• What is needed: Extract the line that contains "Enumerate this screenshot's" and every line after it through the end of the records below, exactly as written, leaving out any pictures.

[Data entries for graphics]
:::
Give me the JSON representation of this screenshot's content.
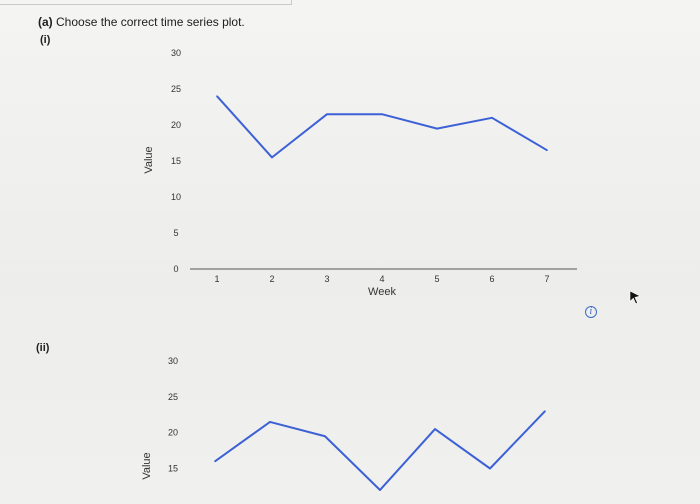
{
  "question": {
    "part_tag": "(a)",
    "text": "Choose the correct time series plot."
  },
  "options": [
    {
      "label": "(i)"
    },
    {
      "label": "(ii)"
    }
  ],
  "chart_data": [
    {
      "type": "line",
      "xlabel": "Week",
      "ylabel": "Value",
      "x": [
        1,
        2,
        3,
        4,
        5,
        6,
        7
      ],
      "y_ticks": [
        "30",
        "25",
        "20",
        "15",
        "10",
        "5",
        "0"
      ],
      "x_ticks": [
        "1",
        "2",
        "3",
        "4",
        "5",
        "6",
        "7"
      ],
      "ylim": [
        0,
        30
      ],
      "series": [
        {
          "values": [
            24,
            15.5,
            21.5,
            21.5,
            19.5,
            21,
            16.5
          ]
        }
      ],
      "grid": false,
      "line_color": "#3c61d6"
    },
    {
      "type": "line",
      "ylabel": "Value",
      "x": [
        1,
        2,
        3,
        4,
        5,
        6,
        7
      ],
      "y_ticks": [
        "30",
        "25",
        "20",
        "15"
      ],
      "ylim": [
        0,
        30
      ],
      "series": [
        {
          "values": [
            16,
            21.5,
            19.5,
            12,
            20.5,
            15,
            23
          ]
        }
      ],
      "grid": false,
      "line_color": "#3c61d6"
    }
  ],
  "icons": {
    "info": "info-icon",
    "info_glyph": "i",
    "cursor": "cursor-arrow-icon"
  }
}
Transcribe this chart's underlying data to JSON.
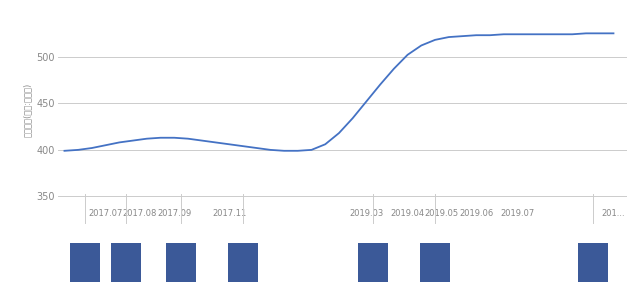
{
  "ylabel": "거래금액(단위:백만원)",
  "ylim": [
    340,
    545
  ],
  "yticks": [
    350,
    400,
    450,
    500
  ],
  "line_color": "#4472c4",
  "background_color": "#ffffff",
  "grid_color": "#cccccc",
  "x_tick_labels": [
    "2017.07",
    "2017.08",
    "2017.09",
    "2017.11",
    "2019.03",
    "2019.04",
    "2019.05",
    "2019.06",
    "2019.07",
    "201..."
  ],
  "bar_color": "#3b5998",
  "curve_x": [
    0,
    1,
    2,
    3,
    4,
    5,
    6,
    7,
    8,
    9,
    10,
    11,
    12,
    13,
    14,
    15,
    16,
    17,
    18,
    19,
    20,
    21,
    22,
    23,
    24,
    25,
    26,
    27,
    28,
    29,
    30,
    31,
    32,
    33,
    34,
    35,
    36,
    37,
    38,
    39,
    40
  ],
  "curve_y": [
    399,
    400,
    402,
    405,
    408,
    410,
    412,
    413,
    413,
    412,
    410,
    408,
    406,
    404,
    402,
    400,
    399,
    399,
    400,
    406,
    418,
    434,
    452,
    470,
    487,
    502,
    512,
    518,
    521,
    522,
    523,
    523,
    524,
    524,
    524,
    524,
    524,
    524,
    525,
    525,
    525
  ],
  "xlim": [
    -0.5,
    41
  ],
  "x_tick_pos": [
    3,
    5.5,
    8,
    12,
    22,
    25,
    27.5,
    30,
    33,
    40
  ],
  "bar_x": [
    1.5,
    4.5,
    8.5,
    13.0,
    22.5,
    27.0,
    38.5
  ],
  "bar_width": 2.2,
  "bar_height": 1.0
}
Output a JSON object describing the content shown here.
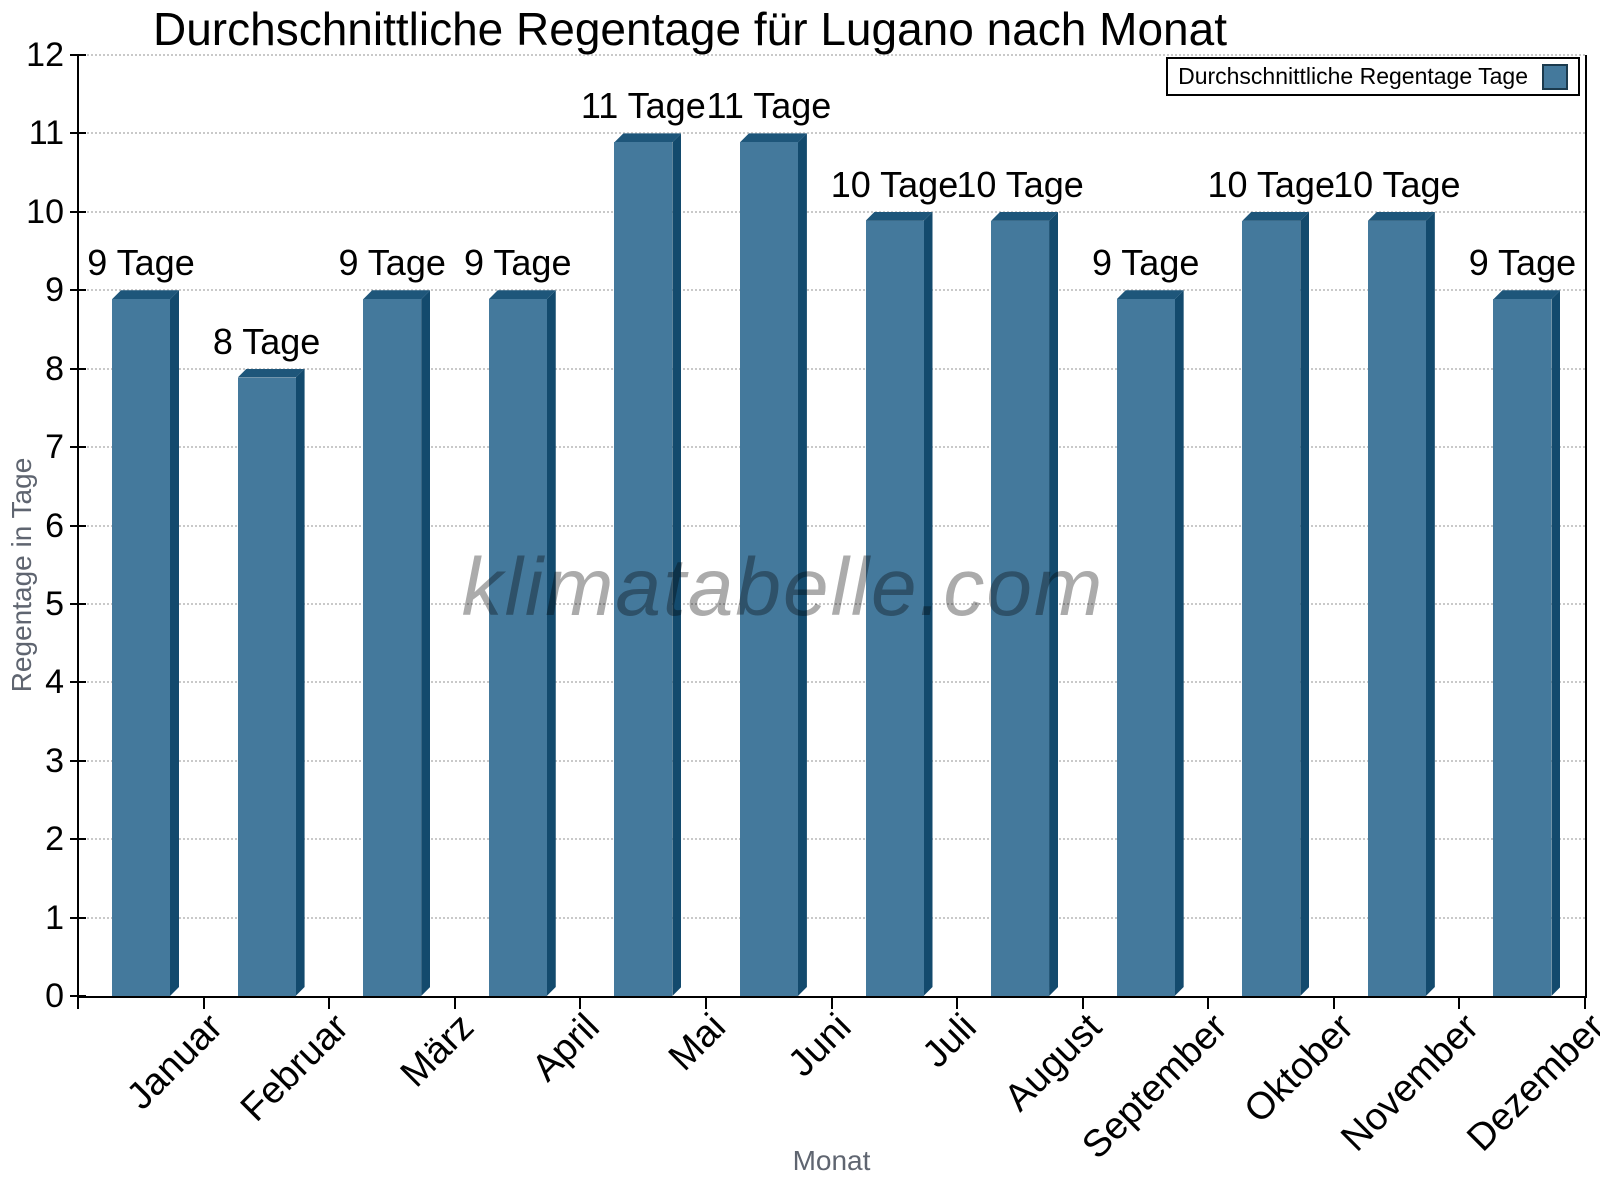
{
  "title": "Durchschnittliche Regentage für Lugano nach Monat",
  "watermark": "klimatabelle.com",
  "chart_data": {
    "type": "bar",
    "title": "Durchschnittliche Regentage für Lugano nach Monat",
    "xlabel": "Monat",
    "ylabel": "Regentage in Tage",
    "categories": [
      "Januar",
      "Februar",
      "März",
      "April",
      "Mai",
      "Juni",
      "Juli",
      "August",
      "September",
      "Oktober",
      "November",
      "Dezember"
    ],
    "values": [
      9,
      8,
      9,
      9,
      11,
      11,
      10,
      10,
      9,
      10,
      10,
      9
    ],
    "unit": "Tage",
    "value_label_format": "{value} Tage",
    "value_labels": [
      "9 Tage",
      "8 Tage",
      "9 Tage",
      "9 Tage",
      "11 Tage",
      "11 Tage",
      "10 Tage",
      "10 Tage",
      "9 Tage",
      "10 Tage",
      "10 Tage",
      "9 Tage"
    ],
    "ylim": [
      0,
      12
    ],
    "ytick_step": 1,
    "yticks": [
      0,
      1,
      2,
      3,
      4,
      5,
      6,
      7,
      8,
      9,
      10,
      11,
      12
    ],
    "grid": {
      "horizontal": true,
      "style": "dotted",
      "color": "#c9c9c9"
    },
    "legend": {
      "label": "Durchschnittliche Regentage Tage",
      "position": "top-right"
    },
    "colors": {
      "bar_front": "#44799c",
      "bar_top": "#1e567a",
      "bar_side": "#134a6d",
      "axis": "#000000",
      "tick_label": "#000000",
      "axis_title": "#5f6570",
      "watermark": "#8a8a8a",
      "background": "#ffffff"
    }
  }
}
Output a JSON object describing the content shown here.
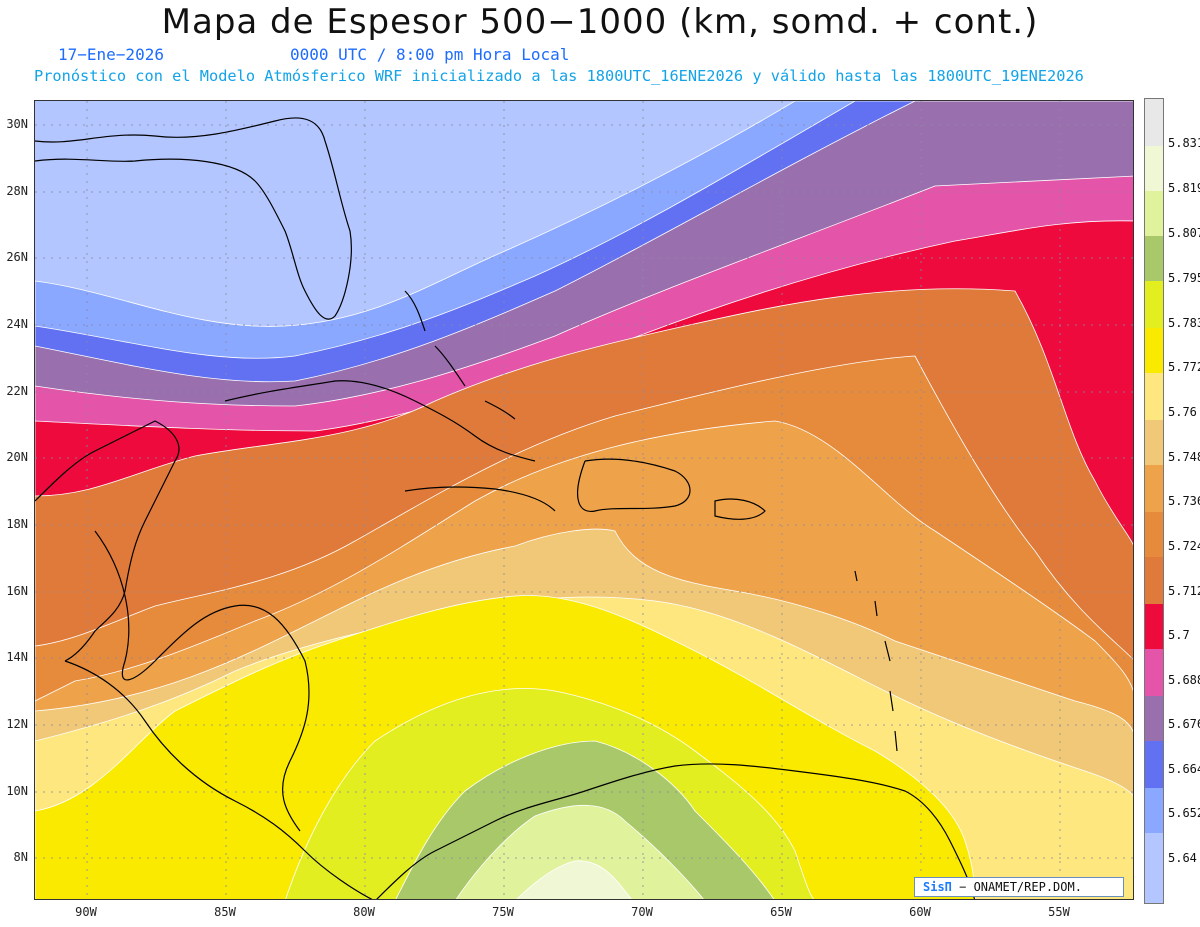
{
  "header": {
    "title": "Mapa de Espesor 500−1000 (km, somd. + cont.)",
    "date": "17−Ene−2026",
    "time": "0000 UTC / 8:00 pm Hora Local",
    "forecast": "Pronóstico con el Modelo Atmósferico WRF inicializado a las 1800UTC_16ENE2026 y válido hasta las  1800UTC_19ENE2026"
  },
  "map": {
    "lat_labels": [
      "30N",
      "28N",
      "26N",
      "24N",
      "22N",
      "20N",
      "18N",
      "16N",
      "14N",
      "12N",
      "10N",
      "8N"
    ],
    "lon_labels": [
      "90W",
      "85W",
      "80W",
      "75W",
      "70W",
      "65W",
      "60W",
      "55W"
    ],
    "lat_range": [
      6.8,
      30.8
    ],
    "lon_range": [
      91.8,
      52.3
    ]
  },
  "legend": {
    "levels": [
      "5.64",
      "5.652",
      "5.664",
      "5.676",
      "5.688",
      "5.7",
      "5.712",
      "5.724",
      "5.736",
      "5.748",
      "5.76",
      "5.772",
      "5.783",
      "5.795",
      "5.807",
      "5.819",
      "5.831"
    ],
    "colors": [
      "#b3c6ff",
      "#8aa8ff",
      "#6271f2",
      "#9a6fae",
      "#e454a8",
      "#ee0a3c",
      "#e07a3a",
      "#e68a3c",
      "#eea24a",
      "#f0c878",
      "#ffe780",
      "#faea00",
      "#e3ee20",
      "#a8c86a",
      "#e0f29c",
      "#f0f7d4",
      "#e8e8e8"
    ]
  },
  "credit": {
    "brand": "SisΠ",
    "text": " − ONAMET/REP.DOM."
  }
}
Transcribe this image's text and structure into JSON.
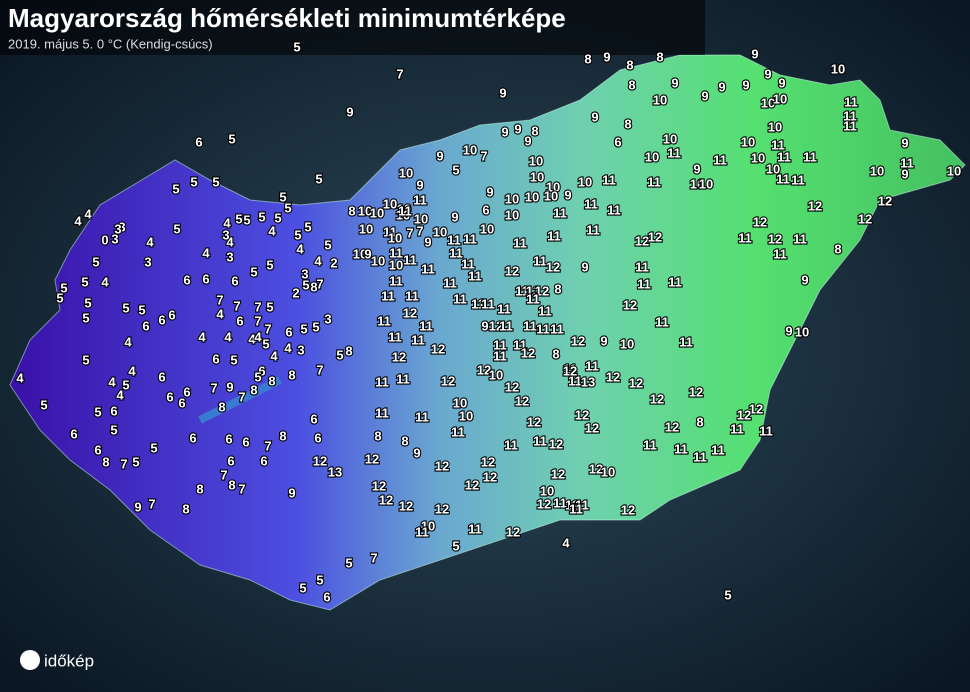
{
  "title": "Magyarország hőmérsékleti minimumtérképe",
  "subtitle": "2019. május 5.  0 °C (Kendig-csúcs)",
  "logo": "időkép",
  "stations": [
    5,
    7,
    9,
    9,
    8,
    9,
    8,
    8,
    9,
    8,
    9,
    10,
    9,
    9,
    9,
    9,
    9,
    10,
    10,
    10,
    11,
    11,
    11,
    9,
    8,
    9,
    9,
    8,
    9,
    6,
    10,
    10,
    11,
    11,
    10,
    10,
    11,
    10,
    11,
    11,
    9,
    11,
    9,
    10,
    10,
    10,
    11,
    11,
    9,
    10,
    10,
    9,
    10,
    7,
    5,
    10,
    10,
    10,
    9,
    10,
    10,
    10,
    11,
    11,
    11,
    11,
    11,
    10,
    10,
    9,
    6,
    10,
    9,
    10,
    9,
    11,
    10,
    10,
    10,
    10,
    11,
    11,
    11,
    11,
    11,
    11,
    12,
    12,
    12,
    11,
    12,
    11,
    11,
    12,
    12,
    12,
    8,
    9,
    9,
    10,
    8,
    10,
    10,
    10,
    11,
    11,
    10,
    7,
    9,
    7,
    10,
    10,
    9,
    10,
    11,
    10,
    11,
    11,
    11,
    11,
    11,
    12,
    11,
    12,
    9,
    11,
    11,
    11,
    11,
    11,
    11,
    11,
    11,
    11,
    11,
    11,
    13,
    12,
    11,
    8,
    11,
    12,
    11,
    11,
    11,
    12,
    11,
    12,
    9,
    11,
    11,
    11,
    11,
    11,
    11,
    12,
    11,
    11,
    11,
    12,
    12,
    9,
    10,
    8,
    11,
    11,
    11,
    12,
    11,
    11,
    12,
    12,
    10,
    12,
    12,
    12,
    13,
    12,
    12,
    12,
    12,
    12,
    12,
    11,
    11,
    12,
    8,
    11,
    11,
    11,
    11,
    12,
    12,
    11,
    11,
    10,
    10,
    11,
    12,
    11,
    12,
    11,
    8,
    8,
    9,
    12,
    12,
    12,
    12,
    12,
    12,
    13,
    12,
    12,
    10,
    10,
    12,
    11,
    11,
    11,
    11,
    12,
    12,
    12,
    12,
    12,
    10,
    11,
    11,
    12,
    4,
    5,
    7,
    5,
    5,
    5,
    6,
    5,
    6,
    5,
    5,
    5,
    5,
    5,
    5,
    5,
    5,
    5,
    5,
    5,
    5,
    4,
    5,
    4,
    4,
    3,
    4,
    3,
    5,
    4,
    3,
    3,
    0,
    3,
    3,
    4,
    4,
    5,
    4,
    5,
    5,
    5,
    5,
    5,
    5,
    5,
    6,
    6,
    6,
    6,
    6,
    6,
    5,
    5,
    4,
    4,
    2,
    5,
    3,
    2,
    5,
    8,
    7,
    7,
    7,
    7,
    5,
    4,
    6,
    7,
    7,
    6,
    5,
    5,
    3,
    4,
    4,
    5,
    4,
    3,
    4,
    4,
    4,
    4,
    5,
    4,
    4,
    6,
    4,
    5,
    5,
    6,
    4,
    5,
    5,
    6,
    6,
    8,
    7,
    5,
    5,
    6,
    6,
    6,
    7,
    9,
    7,
    8,
    6,
    5,
    6,
    5,
    8,
    8,
    7,
    5,
    8,
    8,
    6,
    6,
    6,
    7,
    8,
    6,
    6,
    6,
    6,
    7,
    8,
    8,
    7,
    9,
    9,
    7,
    8
  ]
}
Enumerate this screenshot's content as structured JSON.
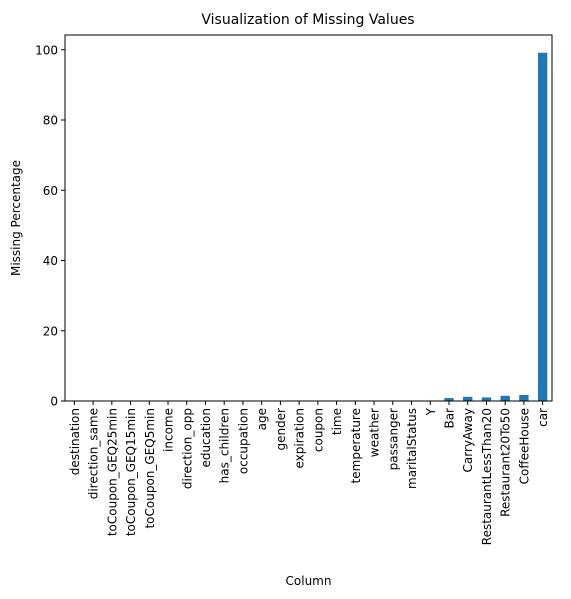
{
  "chart_data": {
    "type": "bar",
    "title": "Visualization of Missing Values",
    "xlabel": "Column",
    "ylabel": "Missing Percentage",
    "ylim": [
      0,
      104.2
    ],
    "yticks": [
      0,
      20,
      40,
      60,
      80,
      100
    ],
    "grid": false,
    "bar_color": "#1f77b4",
    "categories": [
      "destination",
      "direction_same",
      "toCoupon_GEQ25min",
      "toCoupon_GEQ15min",
      "toCoupon_GEQ5min",
      "income",
      "direction_opp",
      "education",
      "has_children",
      "occupation",
      "age",
      "gender",
      "expiration",
      "coupon",
      "time",
      "temperature",
      "weather",
      "passanger",
      "maritalStatus",
      "Y",
      "Bar",
      "CarryAway",
      "RestaurantLessThan20",
      "Restaurant20To50",
      "CoffeeHouse",
      "car"
    ],
    "values": [
      0,
      0,
      0,
      0,
      0,
      0,
      0,
      0,
      0,
      0,
      0,
      0,
      0,
      0,
      0,
      0,
      0,
      0,
      0,
      0,
      0.84,
      1.19,
      1.02,
      1.49,
      1.71,
      99.15
    ]
  }
}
:::
• Final result:
Enumerate this screenshot's content as structured JSON.
{
  "chart_data": {
    "type": "bar",
    "title": "Visualization of Missing Values",
    "xlabel": "Column",
    "ylabel": "Missing Percentage",
    "ylim": [
      0,
      104.2
    ],
    "yticks": [
      0,
      20,
      40,
      60,
      80,
      100
    ],
    "grid": false,
    "bar_color": "#1f77b4",
    "categories": [
      "destination",
      "direction_same",
      "toCoupon_GEQ25min",
      "toCoupon_GEQ15min",
      "toCoupon_GEQ5min",
      "income",
      "direction_opp",
      "education",
      "has_children",
      "occupation",
      "age",
      "gender",
      "expiration",
      "coupon",
      "time",
      "temperature",
      "weather",
      "passanger",
      "maritalStatus",
      "Y",
      "Bar",
      "CarryAway",
      "RestaurantLessThan20",
      "Restaurant20To50",
      "CoffeeHouse",
      "car"
    ],
    "values": [
      0,
      0,
      0,
      0,
      0,
      0,
      0,
      0,
      0,
      0,
      0,
      0,
      0,
      0,
      0,
      0,
      0,
      0,
      0,
      0,
      0.84,
      1.19,
      1.02,
      1.49,
      1.71,
      99.15
    ]
  }
}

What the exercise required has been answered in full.